• Work to be completed:
Quote the records that follow in full and exactly; leave out the pictures.

[Rows from a dataset]
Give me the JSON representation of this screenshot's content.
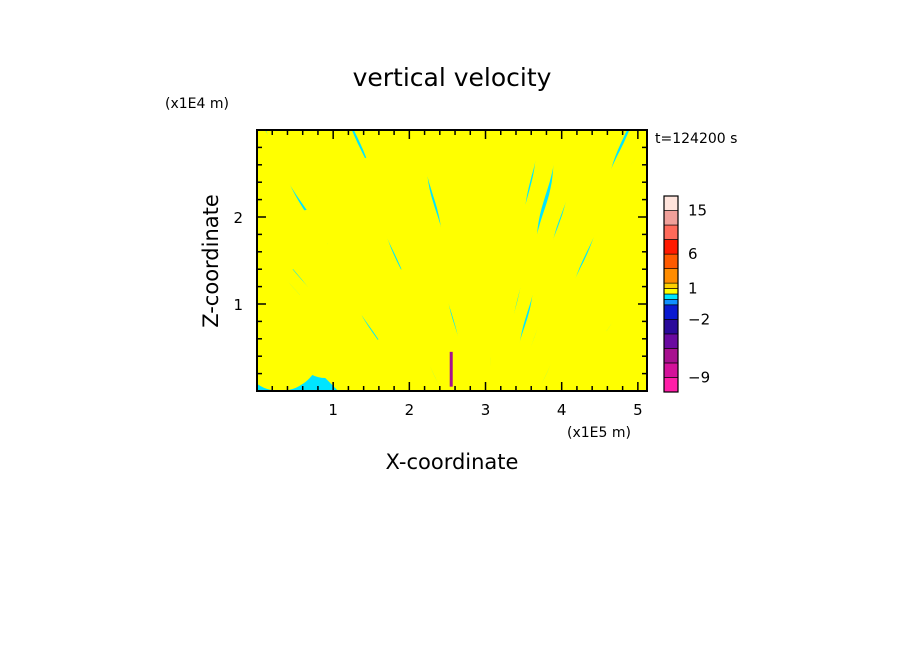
{
  "chart_data": {
    "type": "heatmap",
    "title": "vertical velocity",
    "time_label": "t=124200 s",
    "xlabel": "X-coordinate",
    "ylabel": "Z-coordinate",
    "x_unit": "(x1E5 m)",
    "y_unit": "(x1E4 m)",
    "xlim": [
      0,
      5.12
    ],
    "ylim": [
      0,
      3.0
    ],
    "x_ticks": [
      1,
      2,
      3,
      4,
      5
    ],
    "x_tick_labels": [
      "1",
      "2",
      "3",
      "4",
      "5"
    ],
    "y_ticks": [
      1,
      2
    ],
    "y_tick_labels": [
      "1",
      "2"
    ],
    "colorbar": {
      "levels": [
        -11,
        -9,
        -7,
        -5,
        -3,
        -2,
        -1,
        0,
        0.5,
        1,
        2,
        4,
        6,
        8,
        10,
        15,
        20
      ],
      "colors": [
        "#ff1fa8",
        "#d4129a",
        "#a8108f",
        "#6a0aa0",
        "#2a0a9a",
        "#0a1ad0",
        "#1090ff",
        "#00e5ff",
        "#ffff00",
        "#ffd000",
        "#ff8c00",
        "#ff5a00",
        "#ff1a00",
        "#ff6a5a",
        "#f0a09a",
        "#ffe4dc"
      ],
      "tick_values": [
        15,
        6,
        1,
        -2,
        -9
      ],
      "tick_labels": [
        "15",
        "6",
        "1",
        "−2",
        "−9"
      ]
    },
    "field_colors": {
      "negative": "#00e5ff",
      "positive": "#ffff00"
    },
    "description_of_field": "alternating bands of weak upward (yellow) and weak downward (cyan) velocity, fanning out from a source near x=3"
  }
}
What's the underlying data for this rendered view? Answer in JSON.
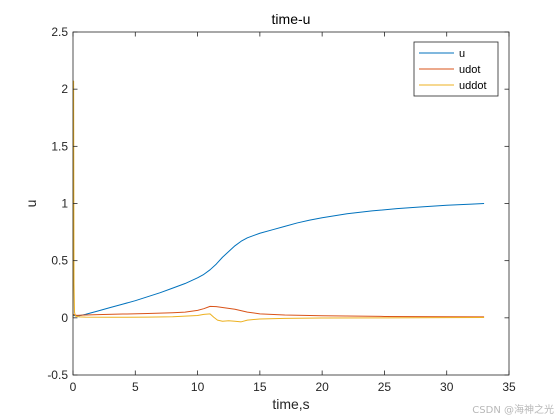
{
  "watermark": "CSDN @海神之光",
  "chart_data": {
    "type": "line",
    "title": "time-u",
    "xlabel": "time,s",
    "ylabel": "u",
    "xlim": [
      0,
      35
    ],
    "ylim": [
      -0.5,
      2.5
    ],
    "xticks": [
      0,
      5,
      10,
      15,
      20,
      25,
      30,
      35
    ],
    "yticks": [
      -0.5,
      0,
      0.5,
      1,
      1.5,
      2,
      2.5
    ],
    "xtick_labels": [
      "0",
      "5",
      "10",
      "15",
      "20",
      "25",
      "30",
      "35"
    ],
    "ytick_labels": [
      "-0.5",
      "0",
      "0.5",
      "1",
      "1.5",
      "2",
      "2.5"
    ],
    "grid": false,
    "legend_position": "top-right",
    "series": [
      {
        "name": "u",
        "color": "#0072BD",
        "x": [
          0,
          0.5,
          1,
          2,
          3,
          4,
          5,
          6,
          7,
          8,
          9,
          10,
          10.5,
          11,
          11.5,
          12,
          12.5,
          13,
          13.5,
          14,
          15,
          16,
          17,
          18,
          19,
          20,
          22,
          24,
          26,
          28,
          30,
          32,
          33
        ],
        "y": [
          0.02,
          0.018,
          0.03,
          0.06,
          0.09,
          0.12,
          0.15,
          0.185,
          0.22,
          0.26,
          0.3,
          0.35,
          0.38,
          0.42,
          0.47,
          0.53,
          0.58,
          0.63,
          0.67,
          0.7,
          0.74,
          0.77,
          0.8,
          0.83,
          0.855,
          0.875,
          0.91,
          0.935,
          0.955,
          0.97,
          0.985,
          0.995,
          1.0
        ]
      },
      {
        "name": "udot",
        "color": "#D95319",
        "x": [
          0,
          0.3,
          1,
          2,
          4,
          6,
          8,
          9,
          10,
          10.5,
          11,
          11.5,
          12,
          13,
          14,
          15,
          17,
          20,
          25,
          30,
          33
        ],
        "y": [
          0.03,
          0.022,
          0.025,
          0.028,
          0.033,
          0.038,
          0.045,
          0.05,
          0.065,
          0.08,
          0.1,
          0.098,
          0.09,
          0.075,
          0.05,
          0.035,
          0.025,
          0.018,
          0.012,
          0.009,
          0.008
        ]
      },
      {
        "name": "uddot",
        "color": "#EDB120",
        "x": [
          0,
          0.02,
          0.05,
          0.08,
          0.12,
          0.2,
          0.5,
          1,
          3,
          6,
          8,
          9,
          10,
          10.5,
          11,
          11.3,
          11.6,
          12,
          12.5,
          13,
          13.5,
          14,
          15,
          17,
          20,
          25,
          30,
          33
        ],
        "y": [
          0.0,
          2.07,
          2.07,
          0.3,
          0.05,
          0.015,
          0.008,
          0.006,
          0.005,
          0.006,
          0.01,
          0.015,
          0.02,
          0.03,
          0.035,
          0.005,
          -0.02,
          -0.03,
          -0.025,
          -0.03,
          -0.035,
          -0.02,
          -0.01,
          -0.005,
          -0.002,
          0.0,
          0.002,
          0.003
        ]
      }
    ]
  }
}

• Solution:
Give me the JSON representation of this screenshot's content.
{
  "chart_data": {
    "type": "heatmap",
    "title": "vertical velocity",
    "time_label": "t=124200 s",
    "xlabel": "X-coordinate",
    "ylabel": "Z-coordinate",
    "x_unit": "(x1E5 m)",
    "y_unit": "(x1E4 m)",
    "xlim": [
      0,
      5.12
    ],
    "ylim": [
      0,
      3.0
    ],
    "x_ticks": [
      1,
      2,
      3,
      4,
      5
    ],
    "x_tick_labels": [
      "1",
      "2",
      "3",
      "4",
      "5"
    ],
    "y_ticks": [
      1,
      2
    ],
    "y_tick_labels": [
      "1",
      "2"
    ],
    "colorbar": {
      "levels": [
        -11,
        -9,
        -7,
        -5,
        -3,
        -2,
        -1,
        0,
        0.5,
        1,
        2,
        4,
        6,
        8,
        10,
        15,
        20
      ],
      "colors": [
        "#ff1fa8",
        "#d4129a",
        "#a8108f",
        "#6a0aa0",
        "#2a0a9a",
        "#0a1ad0",
        "#1090ff",
        "#00e5ff",
        "#ffff00",
        "#ffd000",
        "#ff8c00",
        "#ff5a00",
        "#ff1a00",
        "#ff6a5a",
        "#f0a09a",
        "#ffe4dc"
      ],
      "tick_values": [
        15,
        6,
        1,
        -2,
        -9
      ],
      "tick_labels": [
        "15",
        "6",
        "1",
        "−2",
        "−9"
      ]
    },
    "field_colors": {
      "negative": "#00e5ff",
      "positive": "#ffff00"
    },
    "description_of_field": "alternating bands of weak upward (yellow) and weak downward (cyan) velocity, fanning out from a source near x=3"
  }
}
What's the underlying data for this rendered view? Answer in JSON.
{
  "watermark": "CSDN @海神之光",
  "chart_data": {
    "type": "line",
    "title": "time-u",
    "xlabel": "time,s",
    "ylabel": "u",
    "xlim": [
      0,
      35
    ],
    "ylim": [
      -0.5,
      2.5
    ],
    "xticks": [
      0,
      5,
      10,
      15,
      20,
      25,
      30,
      35
    ],
    "yticks": [
      -0.5,
      0,
      0.5,
      1,
      1.5,
      2,
      2.5
    ],
    "xtick_labels": [
      "0",
      "5",
      "10",
      "15",
      "20",
      "25",
      "30",
      "35"
    ],
    "ytick_labels": [
      "-0.5",
      "0",
      "0.5",
      "1",
      "1.5",
      "2",
      "2.5"
    ],
    "grid": false,
    "legend_position": "top-right",
    "series": [
      {
        "name": "u",
        "color": "#0072BD",
        "x": [
          0,
          0.5,
          1,
          2,
          3,
          4,
          5,
          6,
          7,
          8,
          9,
          10,
          10.5,
          11,
          11.5,
          12,
          12.5,
          13,
          13.5,
          14,
          15,
          16,
          17,
          18,
          19,
          20,
          22,
          24,
          26,
          28,
          30,
          32,
          33
        ],
        "y": [
          0.02,
          0.018,
          0.03,
          0.06,
          0.09,
          0.12,
          0.15,
          0.185,
          0.22,
          0.26,
          0.3,
          0.35,
          0.38,
          0.42,
          0.47,
          0.53,
          0.58,
          0.63,
          0.67,
          0.7,
          0.74,
          0.77,
          0.8,
          0.83,
          0.855,
          0.875,
          0.91,
          0.935,
          0.955,
          0.97,
          0.985,
          0.995,
          1.0
        ]
      },
      {
        "name": "udot",
        "color": "#D95319",
        "x": [
          0,
          0.3,
          1,
          2,
          4,
          6,
          8,
          9,
          10,
          10.5,
          11,
          11.5,
          12,
          13,
          14,
          15,
          17,
          20,
          25,
          30,
          33
        ],
        "y": [
          0.03,
          0.022,
          0.025,
          0.028,
          0.033,
          0.038,
          0.045,
          0.05,
          0.065,
          0.08,
          0.1,
          0.098,
          0.09,
          0.075,
          0.05,
          0.035,
          0.025,
          0.018,
          0.012,
          0.009,
          0.008
        ]
      },
      {
        "name": "uddot",
        "color": "#EDB120",
        "x": [
          0,
          0.02,
          0.05,
          0.08,
          0.12,
          0.2,
          0.5,
          1,
          3,
          6,
          8,
          9,
          10,
          10.5,
          11,
          11.3,
          11.6,
          12,
          12.5,
          13,
          13.5,
          14,
          15,
          17,
          20,
          25,
          30,
          33
        ],
        "y": [
          0.0,
          2.07,
          2.07,
          0.3,
          0.05,
          0.015,
          0.008,
          0.006,
          0.005,
          0.006,
          0.01,
          0.015,
          0.02,
          0.03,
          0.035,
          0.005,
          -0.02,
          -0.03,
          -0.025,
          -0.03,
          -0.035,
          -0.02,
          -0.01,
          -0.005,
          -0.002,
          0.0,
          0.002,
          0.003
        ]
      }
    ]
  }
}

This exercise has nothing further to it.